**Your goal**
Set down, in full, every record in the block.
>>
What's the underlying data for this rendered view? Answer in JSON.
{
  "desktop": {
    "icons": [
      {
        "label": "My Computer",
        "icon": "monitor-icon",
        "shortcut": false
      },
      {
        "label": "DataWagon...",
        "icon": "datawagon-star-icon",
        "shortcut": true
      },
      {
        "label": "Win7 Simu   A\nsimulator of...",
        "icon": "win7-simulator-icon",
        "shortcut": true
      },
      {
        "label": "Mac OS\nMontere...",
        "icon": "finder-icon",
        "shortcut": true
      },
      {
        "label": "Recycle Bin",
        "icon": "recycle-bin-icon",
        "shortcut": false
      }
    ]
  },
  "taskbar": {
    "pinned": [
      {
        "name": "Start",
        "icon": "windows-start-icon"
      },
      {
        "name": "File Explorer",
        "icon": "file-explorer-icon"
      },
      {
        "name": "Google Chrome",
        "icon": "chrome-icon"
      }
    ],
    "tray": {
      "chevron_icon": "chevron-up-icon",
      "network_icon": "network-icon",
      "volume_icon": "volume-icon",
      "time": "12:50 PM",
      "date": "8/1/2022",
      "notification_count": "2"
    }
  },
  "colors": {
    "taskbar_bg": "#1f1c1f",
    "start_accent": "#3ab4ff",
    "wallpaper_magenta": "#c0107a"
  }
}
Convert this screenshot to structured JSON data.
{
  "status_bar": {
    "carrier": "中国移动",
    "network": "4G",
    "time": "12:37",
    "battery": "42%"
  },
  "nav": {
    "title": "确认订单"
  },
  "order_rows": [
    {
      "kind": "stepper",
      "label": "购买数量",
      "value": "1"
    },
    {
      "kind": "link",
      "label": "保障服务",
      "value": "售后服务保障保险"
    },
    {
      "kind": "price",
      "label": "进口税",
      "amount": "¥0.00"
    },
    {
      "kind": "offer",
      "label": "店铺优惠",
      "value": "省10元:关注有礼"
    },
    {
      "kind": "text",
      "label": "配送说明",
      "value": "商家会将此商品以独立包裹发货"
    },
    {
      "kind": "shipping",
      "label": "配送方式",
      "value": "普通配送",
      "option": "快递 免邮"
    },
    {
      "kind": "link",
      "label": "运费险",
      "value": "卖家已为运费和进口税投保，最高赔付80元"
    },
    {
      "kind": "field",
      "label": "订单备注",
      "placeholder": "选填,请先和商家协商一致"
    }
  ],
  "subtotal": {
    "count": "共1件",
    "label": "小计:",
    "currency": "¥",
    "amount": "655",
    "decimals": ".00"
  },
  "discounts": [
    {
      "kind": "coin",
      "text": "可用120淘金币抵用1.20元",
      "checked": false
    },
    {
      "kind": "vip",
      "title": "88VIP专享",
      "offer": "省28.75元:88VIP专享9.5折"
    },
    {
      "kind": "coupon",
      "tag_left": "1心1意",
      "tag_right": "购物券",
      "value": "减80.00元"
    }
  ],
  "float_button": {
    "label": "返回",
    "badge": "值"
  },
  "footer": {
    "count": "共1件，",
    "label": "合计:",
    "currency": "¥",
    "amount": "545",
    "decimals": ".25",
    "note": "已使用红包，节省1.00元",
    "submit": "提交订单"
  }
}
<<
**Finished exercise**
What's the underlying data for this rendered view? Answer in JSON.
{
  "desktop": {
    "icons": [
      {
        "label": "My Computer",
        "icon": "monitor-icon",
        "shortcut": false
      },
      {
        "label": "DataWagon...",
        "icon": "datawagon-star-icon",
        "shortcut": true
      },
      {
        "label": "Win7 Simu   A\nsimulator of...",
        "icon": "win7-simulator-icon",
        "shortcut": true
      },
      {
        "label": "Mac OS\nMontere...",
        "icon": "finder-icon",
        "shortcut": true
      },
      {
        "label": "Recycle Bin",
        "icon": "recycle-bin-icon",
        "shortcut": false
      }
    ]
  },
  "taskbar": {
    "pinned": [
      {
        "name": "Start",
        "icon": "windows-start-icon"
      },
      {
        "name": "File Explorer",
        "icon": "file-explorer-icon"
      },
      {
        "name": "Google Chrome",
        "icon": "chrome-icon"
      }
    ],
    "tray": {
      "chevron_icon": "chevron-up-icon",
      "network_icon": "network-icon",
      "volume_icon": "volume-icon",
      "time": "12:50 PM",
      "date": "8/1/2022",
      "notification_count": "2"
    }
  },
  "colors": {
    "taskbar_bg": "#1f1c1f",
    "start_accent": "#3ab4ff",
    "wallpaper_magenta": "#c0107a"
  }
}
Convert this screenshot to structured JSON data.
{
  "status_bar": {
    "carrier": "中国移动",
    "network": "4G",
    "time": "12:37",
    "battery": "42%"
  },
  "nav": {
    "title": "确认订单"
  },
  "order_rows": [
    {
      "kind": "stepper",
      "label": "购买数量",
      "value": "1"
    },
    {
      "kind": "link",
      "label": "保障服务",
      "value": "售后服务保障保险"
    },
    {
      "kind": "price",
      "label": "进口税",
      "amount": "¥0.00"
    },
    {
      "kind": "offer",
      "label": "店铺优惠",
      "value": "省10元:关注有礼"
    },
    {
      "kind": "text",
      "label": "配送说明",
      "value": "商家会将此商品以独立包裹发货"
    },
    {
      "kind": "shipping",
      "label": "配送方式",
      "value": "普通配送",
      "option": "快递 免邮"
    },
    {
      "kind": "link",
      "label": "运费险",
      "value": "卖家已为运费和进口税投保，最高赔付80元"
    },
    {
      "kind": "field",
      "label": "订单备注",
      "placeholder": "选填,请先和商家协商一致"
    }
  ],
  "subtotal": {
    "count": "共1件",
    "label": "小计:",
    "currency": "¥",
    "amount": "655",
    "decimals": ".00"
  },
  "discounts": [
    {
      "kind": "coin",
      "text": "可用120淘金币抵用1.20元",
      "checked": false
    },
    {
      "kind": "vip",
      "title": "88VIP专享",
      "offer": "省28.75元:88VIP专享9.5折"
    },
    {
      "kind": "coupon",
      "tag_left": "1心1意",
      "tag_right": "购物券",
      "value": "减80.00元"
    }
  ],
  "float_button": {
    "label": "返回",
    "badge": "值"
  },
  "footer": {
    "count": "共1件，",
    "label": "合计:",
    "currency": "¥",
    "amount": "545",
    "decimals": ".25",
    "note": "已使用红包，节省1.00元",
    "submit": "提交订单"
  }
}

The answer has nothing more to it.